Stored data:
========

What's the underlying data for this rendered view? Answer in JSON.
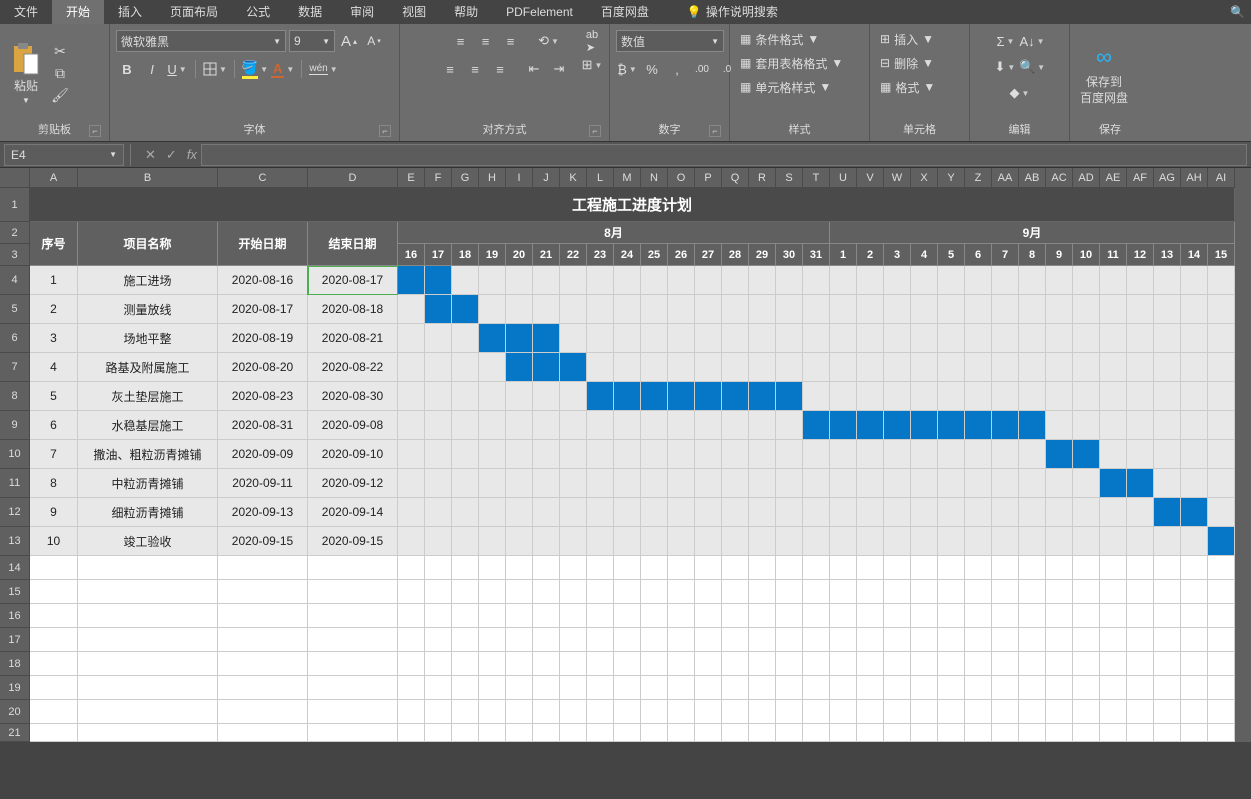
{
  "menu": {
    "items": [
      "文件",
      "开始",
      "插入",
      "页面布局",
      "公式",
      "数据",
      "审阅",
      "视图",
      "帮助",
      "PDFelement",
      "百度网盘"
    ],
    "active": 1,
    "tell": "操作说明搜索"
  },
  "ribbon": {
    "clipboard": {
      "label": "剪贴板",
      "paste": "粘贴"
    },
    "font": {
      "label": "字体",
      "name": "微软雅黑",
      "size": "9",
      "bold": "B",
      "italic": "I",
      "underline": "U",
      "wen": "wén"
    },
    "align": {
      "label": "对齐方式"
    },
    "number": {
      "label": "数字",
      "format": "数值"
    },
    "styles": {
      "label": "样式",
      "cond": "条件格式",
      "tbl": "套用表格格式",
      "cell": "单元格样式"
    },
    "cells": {
      "label": "单元格",
      "ins": "插入",
      "del": "删除",
      "fmt": "格式"
    },
    "edit": {
      "label": "编辑"
    },
    "save": {
      "label": "保存",
      "btn": "保存到\n百度网盘"
    }
  },
  "namebox": "E4",
  "cols": {
    "A": 48,
    "B": 140,
    "C": 90,
    "D": 90,
    "dayW": 27,
    "letters": [
      "A",
      "B",
      "C",
      "D",
      "E",
      "F",
      "G",
      "H",
      "I",
      "J",
      "K",
      "L",
      "M",
      "N",
      "O",
      "P",
      "Q",
      "R",
      "S",
      "T",
      "U",
      "V",
      "W",
      "X",
      "Y",
      "Z",
      "AA",
      "AB",
      "AC",
      "AD",
      "AE",
      "AF",
      "AG",
      "AH",
      "AI"
    ]
  },
  "chart_data": {
    "type": "table",
    "title": "工程施工进度计划",
    "headers": {
      "seq": "序号",
      "name": "项目名称",
      "start": "开始日期",
      "end": "结束日期",
      "month1": "8月",
      "month2": "9月"
    },
    "days": [
      "16",
      "17",
      "18",
      "19",
      "20",
      "21",
      "22",
      "23",
      "24",
      "25",
      "26",
      "27",
      "28",
      "29",
      "30",
      "31",
      "1",
      "2",
      "3",
      "4",
      "5",
      "6",
      "7",
      "8",
      "9",
      "10",
      "11",
      "12",
      "13",
      "14",
      "15"
    ],
    "rows": [
      {
        "seq": "1",
        "name": "施工进场",
        "start": "2020-08-16",
        "end": "2020-08-17",
        "fillFrom": 0,
        "fillTo": 1
      },
      {
        "seq": "2",
        "name": "测量放线",
        "start": "2020-08-17",
        "end": "2020-08-18",
        "fillFrom": 1,
        "fillTo": 2
      },
      {
        "seq": "3",
        "name": "场地平整",
        "start": "2020-08-19",
        "end": "2020-08-21",
        "fillFrom": 3,
        "fillTo": 5
      },
      {
        "seq": "4",
        "name": "路基及附属施工",
        "start": "2020-08-20",
        "end": "2020-08-22",
        "fillFrom": 4,
        "fillTo": 6
      },
      {
        "seq": "5",
        "name": "灰土垫层施工",
        "start": "2020-08-23",
        "end": "2020-08-30",
        "fillFrom": 7,
        "fillTo": 14
      },
      {
        "seq": "6",
        "name": "水稳基层施工",
        "start": "2020-08-31",
        "end": "2020-09-08",
        "fillFrom": 15,
        "fillTo": 23
      },
      {
        "seq": "7",
        "name": "撒油、粗粒沥青摊铺",
        "start": "2020-09-09",
        "end": "2020-09-10",
        "fillFrom": 24,
        "fillTo": 25
      },
      {
        "seq": "8",
        "name": "中粒沥青摊铺",
        "start": "2020-09-11",
        "end": "2020-09-12",
        "fillFrom": 26,
        "fillTo": 27
      },
      {
        "seq": "9",
        "name": "细粒沥青摊铺",
        "start": "2020-09-13",
        "end": "2020-09-14",
        "fillFrom": 28,
        "fillTo": 29
      },
      {
        "seq": "10",
        "name": "竣工验收",
        "start": "2020-09-15",
        "end": "2020-09-15",
        "fillFrom": 30,
        "fillTo": 30
      }
    ]
  }
}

========

CHALLENGE:
Leave out the pictures and return every record word for word.

ANSWER TO THIS EXERCISE:
What's the underlying data for this rendered view? Answer in JSON.
{
  "menu": {
    "items": [
      "文件",
      "开始",
      "插入",
      "页面布局",
      "公式",
      "数据",
      "审阅",
      "视图",
      "帮助",
      "PDFelement",
      "百度网盘"
    ],
    "active": 1,
    "tell": "操作说明搜索"
  },
  "ribbon": {
    "clipboard": {
      "label": "剪贴板",
      "paste": "粘贴"
    },
    "font": {
      "label": "字体",
      "name": "微软雅黑",
      "size": "9",
      "bold": "B",
      "italic": "I",
      "underline": "U",
      "wen": "wén"
    },
    "align": {
      "label": "对齐方式"
    },
    "number": {
      "label": "数字",
      "format": "数值"
    },
    "styles": {
      "label": "样式",
      "cond": "条件格式",
      "tbl": "套用表格格式",
      "cell": "单元格样式"
    },
    "cells": {
      "label": "单元格",
      "ins": "插入",
      "del": "删除",
      "fmt": "格式"
    },
    "edit": {
      "label": "编辑"
    },
    "save": {
      "label": "保存",
      "btn": "保存到\n百度网盘"
    }
  },
  "namebox": "E4",
  "cols": {
    "A": 48,
    "B": 140,
    "C": 90,
    "D": 90,
    "dayW": 27,
    "letters": [
      "A",
      "B",
      "C",
      "D",
      "E",
      "F",
      "G",
      "H",
      "I",
      "J",
      "K",
      "L",
      "M",
      "N",
      "O",
      "P",
      "Q",
      "R",
      "S",
      "T",
      "U",
      "V",
      "W",
      "X",
      "Y",
      "Z",
      "AA",
      "AB",
      "AC",
      "AD",
      "AE",
      "AF",
      "AG",
      "AH",
      "AI"
    ]
  },
  "chart_data": {
    "type": "table",
    "title": "工程施工进度计划",
    "headers": {
      "seq": "序号",
      "name": "项目名称",
      "start": "开始日期",
      "end": "结束日期",
      "month1": "8月",
      "month2": "9月"
    },
    "days": [
      "16",
      "17",
      "18",
      "19",
      "20",
      "21",
      "22",
      "23",
      "24",
      "25",
      "26",
      "27",
      "28",
      "29",
      "30",
      "31",
      "1",
      "2",
      "3",
      "4",
      "5",
      "6",
      "7",
      "8",
      "9",
      "10",
      "11",
      "12",
      "13",
      "14",
      "15"
    ],
    "rows": [
      {
        "seq": "1",
        "name": "施工进场",
        "start": "2020-08-16",
        "end": "2020-08-17",
        "fillFrom": 0,
        "fillTo": 1
      },
      {
        "seq": "2",
        "name": "测量放线",
        "start": "2020-08-17",
        "end": "2020-08-18",
        "fillFrom": 1,
        "fillTo": 2
      },
      {
        "seq": "3",
        "name": "场地平整",
        "start": "2020-08-19",
        "end": "2020-08-21",
        "fillFrom": 3,
        "fillTo": 5
      },
      {
        "seq": "4",
        "name": "路基及附属施工",
        "start": "2020-08-20",
        "end": "2020-08-22",
        "fillFrom": 4,
        "fillTo": 6
      },
      {
        "seq": "5",
        "name": "灰土垫层施工",
        "start": "2020-08-23",
        "end": "2020-08-30",
        "fillFrom": 7,
        "fillTo": 14
      },
      {
        "seq": "6",
        "name": "水稳基层施工",
        "start": "2020-08-31",
        "end": "2020-09-08",
        "fillFrom": 15,
        "fillTo": 23
      },
      {
        "seq": "7",
        "name": "撒油、粗粒沥青摊铺",
        "start": "2020-09-09",
        "end": "2020-09-10",
        "fillFrom": 24,
        "fillTo": 25
      },
      {
        "seq": "8",
        "name": "中粒沥青摊铺",
        "start": "2020-09-11",
        "end": "2020-09-12",
        "fillFrom": 26,
        "fillTo": 27
      },
      {
        "seq": "9",
        "name": "细粒沥青摊铺",
        "start": "2020-09-13",
        "end": "2020-09-14",
        "fillFrom": 28,
        "fillTo": 29
      },
      {
        "seq": "10",
        "name": "竣工验收",
        "start": "2020-09-15",
        "end": "2020-09-15",
        "fillFrom": 30,
        "fillTo": 30
      }
    ]
  }
}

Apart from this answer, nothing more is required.